§ THE REQUEST: Please rewrite the rows starting at the first one and ending at the line containing "logo: DIY Pest Control: D", replacing "explore" with "examine" and leaving everything else unchanged.

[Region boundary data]
● ● ● ● ● ● ●

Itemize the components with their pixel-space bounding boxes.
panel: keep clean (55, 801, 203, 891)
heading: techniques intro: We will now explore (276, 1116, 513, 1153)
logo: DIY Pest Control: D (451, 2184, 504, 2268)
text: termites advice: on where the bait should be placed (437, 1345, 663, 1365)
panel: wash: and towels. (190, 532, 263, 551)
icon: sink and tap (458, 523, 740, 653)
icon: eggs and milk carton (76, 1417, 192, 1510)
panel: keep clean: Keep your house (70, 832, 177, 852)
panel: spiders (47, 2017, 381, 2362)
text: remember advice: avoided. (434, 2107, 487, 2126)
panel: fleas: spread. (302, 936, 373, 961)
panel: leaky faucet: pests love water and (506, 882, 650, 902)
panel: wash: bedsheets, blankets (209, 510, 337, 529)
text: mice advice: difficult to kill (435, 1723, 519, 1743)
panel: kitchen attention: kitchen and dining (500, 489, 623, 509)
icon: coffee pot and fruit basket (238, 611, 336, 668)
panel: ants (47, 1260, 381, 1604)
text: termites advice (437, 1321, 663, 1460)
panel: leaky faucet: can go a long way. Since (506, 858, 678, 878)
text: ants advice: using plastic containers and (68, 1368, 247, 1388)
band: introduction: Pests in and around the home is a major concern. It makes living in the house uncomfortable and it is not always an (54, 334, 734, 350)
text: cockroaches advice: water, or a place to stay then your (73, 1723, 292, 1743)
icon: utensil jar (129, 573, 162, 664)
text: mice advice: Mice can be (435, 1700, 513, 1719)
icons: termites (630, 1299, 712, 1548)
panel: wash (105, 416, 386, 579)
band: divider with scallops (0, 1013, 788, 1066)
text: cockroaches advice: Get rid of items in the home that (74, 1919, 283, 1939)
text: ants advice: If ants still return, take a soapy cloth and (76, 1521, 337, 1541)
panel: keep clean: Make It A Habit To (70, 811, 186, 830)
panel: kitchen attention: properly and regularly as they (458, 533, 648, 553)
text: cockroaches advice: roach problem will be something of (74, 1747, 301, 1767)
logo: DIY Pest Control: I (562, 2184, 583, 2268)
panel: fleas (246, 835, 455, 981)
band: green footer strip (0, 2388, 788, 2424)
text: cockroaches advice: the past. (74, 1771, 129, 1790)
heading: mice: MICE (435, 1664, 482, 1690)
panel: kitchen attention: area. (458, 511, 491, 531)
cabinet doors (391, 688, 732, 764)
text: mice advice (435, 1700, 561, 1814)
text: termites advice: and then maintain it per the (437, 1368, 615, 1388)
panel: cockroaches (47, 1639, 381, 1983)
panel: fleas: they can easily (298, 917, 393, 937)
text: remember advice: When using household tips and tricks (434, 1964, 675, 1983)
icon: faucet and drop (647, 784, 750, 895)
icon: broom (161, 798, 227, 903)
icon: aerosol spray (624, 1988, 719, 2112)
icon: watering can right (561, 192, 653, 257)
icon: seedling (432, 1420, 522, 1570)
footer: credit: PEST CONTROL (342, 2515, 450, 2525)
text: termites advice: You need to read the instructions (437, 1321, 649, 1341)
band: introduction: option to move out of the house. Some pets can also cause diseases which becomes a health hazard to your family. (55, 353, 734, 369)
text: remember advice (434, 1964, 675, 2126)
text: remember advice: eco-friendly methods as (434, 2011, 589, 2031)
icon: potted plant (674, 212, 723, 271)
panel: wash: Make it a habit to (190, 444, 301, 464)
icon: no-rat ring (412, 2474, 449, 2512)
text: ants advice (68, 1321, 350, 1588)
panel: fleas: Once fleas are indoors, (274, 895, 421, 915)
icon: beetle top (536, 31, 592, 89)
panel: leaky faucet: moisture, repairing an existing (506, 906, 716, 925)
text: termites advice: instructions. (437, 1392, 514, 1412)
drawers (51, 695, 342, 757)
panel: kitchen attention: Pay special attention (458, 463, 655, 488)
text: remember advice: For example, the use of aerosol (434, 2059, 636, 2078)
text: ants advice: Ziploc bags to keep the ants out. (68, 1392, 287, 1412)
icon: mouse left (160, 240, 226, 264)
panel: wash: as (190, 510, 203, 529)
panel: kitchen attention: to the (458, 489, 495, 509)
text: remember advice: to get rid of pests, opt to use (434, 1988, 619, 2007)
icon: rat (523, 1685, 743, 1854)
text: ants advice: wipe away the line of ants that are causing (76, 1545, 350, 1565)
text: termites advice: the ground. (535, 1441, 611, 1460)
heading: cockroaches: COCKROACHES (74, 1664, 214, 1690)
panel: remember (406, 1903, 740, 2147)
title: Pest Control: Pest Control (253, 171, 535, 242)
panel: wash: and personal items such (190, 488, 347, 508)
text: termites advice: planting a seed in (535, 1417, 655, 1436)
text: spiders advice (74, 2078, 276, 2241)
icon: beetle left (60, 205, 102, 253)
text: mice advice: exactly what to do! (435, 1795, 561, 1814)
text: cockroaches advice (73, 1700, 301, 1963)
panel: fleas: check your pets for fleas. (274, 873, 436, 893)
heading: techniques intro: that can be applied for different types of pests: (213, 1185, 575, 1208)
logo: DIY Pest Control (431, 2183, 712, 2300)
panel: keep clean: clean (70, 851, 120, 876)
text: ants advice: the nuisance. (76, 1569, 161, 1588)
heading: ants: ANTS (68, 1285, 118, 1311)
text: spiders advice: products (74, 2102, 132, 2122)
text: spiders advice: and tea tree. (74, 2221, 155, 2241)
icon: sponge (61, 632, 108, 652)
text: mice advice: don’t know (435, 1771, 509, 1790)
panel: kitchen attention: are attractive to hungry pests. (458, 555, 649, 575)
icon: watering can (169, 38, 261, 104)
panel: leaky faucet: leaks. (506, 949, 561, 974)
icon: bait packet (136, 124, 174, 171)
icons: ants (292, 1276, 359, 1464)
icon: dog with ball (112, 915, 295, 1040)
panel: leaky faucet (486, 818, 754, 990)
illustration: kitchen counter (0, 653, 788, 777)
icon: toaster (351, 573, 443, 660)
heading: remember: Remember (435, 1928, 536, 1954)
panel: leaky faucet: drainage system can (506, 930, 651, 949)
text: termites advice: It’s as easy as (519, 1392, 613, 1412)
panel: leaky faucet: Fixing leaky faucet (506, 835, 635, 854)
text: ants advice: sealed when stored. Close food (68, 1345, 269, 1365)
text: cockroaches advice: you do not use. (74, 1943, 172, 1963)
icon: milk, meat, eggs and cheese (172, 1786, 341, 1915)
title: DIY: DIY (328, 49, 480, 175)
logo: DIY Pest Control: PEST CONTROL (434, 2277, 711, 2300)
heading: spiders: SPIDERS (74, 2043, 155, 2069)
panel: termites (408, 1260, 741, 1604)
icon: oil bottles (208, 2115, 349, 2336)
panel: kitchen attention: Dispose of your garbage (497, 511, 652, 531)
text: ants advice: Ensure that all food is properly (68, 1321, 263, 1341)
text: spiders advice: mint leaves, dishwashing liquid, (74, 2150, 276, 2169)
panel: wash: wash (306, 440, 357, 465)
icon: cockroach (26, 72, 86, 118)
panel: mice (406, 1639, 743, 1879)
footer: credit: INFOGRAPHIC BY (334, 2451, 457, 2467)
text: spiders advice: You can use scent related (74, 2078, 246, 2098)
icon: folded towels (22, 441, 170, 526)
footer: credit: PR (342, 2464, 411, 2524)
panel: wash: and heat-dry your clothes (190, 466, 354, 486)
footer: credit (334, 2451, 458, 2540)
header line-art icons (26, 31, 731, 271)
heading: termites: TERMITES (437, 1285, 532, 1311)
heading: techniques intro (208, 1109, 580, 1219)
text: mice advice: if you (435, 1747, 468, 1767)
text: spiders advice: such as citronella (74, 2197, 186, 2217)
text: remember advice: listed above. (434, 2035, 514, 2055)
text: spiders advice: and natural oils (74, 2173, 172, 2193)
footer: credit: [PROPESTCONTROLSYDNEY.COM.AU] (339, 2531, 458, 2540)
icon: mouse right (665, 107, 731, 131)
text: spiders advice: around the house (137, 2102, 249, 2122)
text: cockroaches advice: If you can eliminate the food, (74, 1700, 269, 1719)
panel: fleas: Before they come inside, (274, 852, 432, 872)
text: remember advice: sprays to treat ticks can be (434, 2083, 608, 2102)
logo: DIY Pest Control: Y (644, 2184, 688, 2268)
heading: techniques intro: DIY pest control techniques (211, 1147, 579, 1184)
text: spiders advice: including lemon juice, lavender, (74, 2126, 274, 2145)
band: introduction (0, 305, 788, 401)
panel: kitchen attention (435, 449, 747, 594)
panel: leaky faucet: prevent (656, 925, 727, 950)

● ● ● ● ● ● ●

§ SOLUTION BELOW:
Itemize the components with their pixel-space bounding boxes.
panel: keep clean (55, 801, 203, 891)
heading: techniques intro: We will now examine (276, 1116, 513, 1153)
logo: DIY Pest Control: D (451, 2184, 504, 2268)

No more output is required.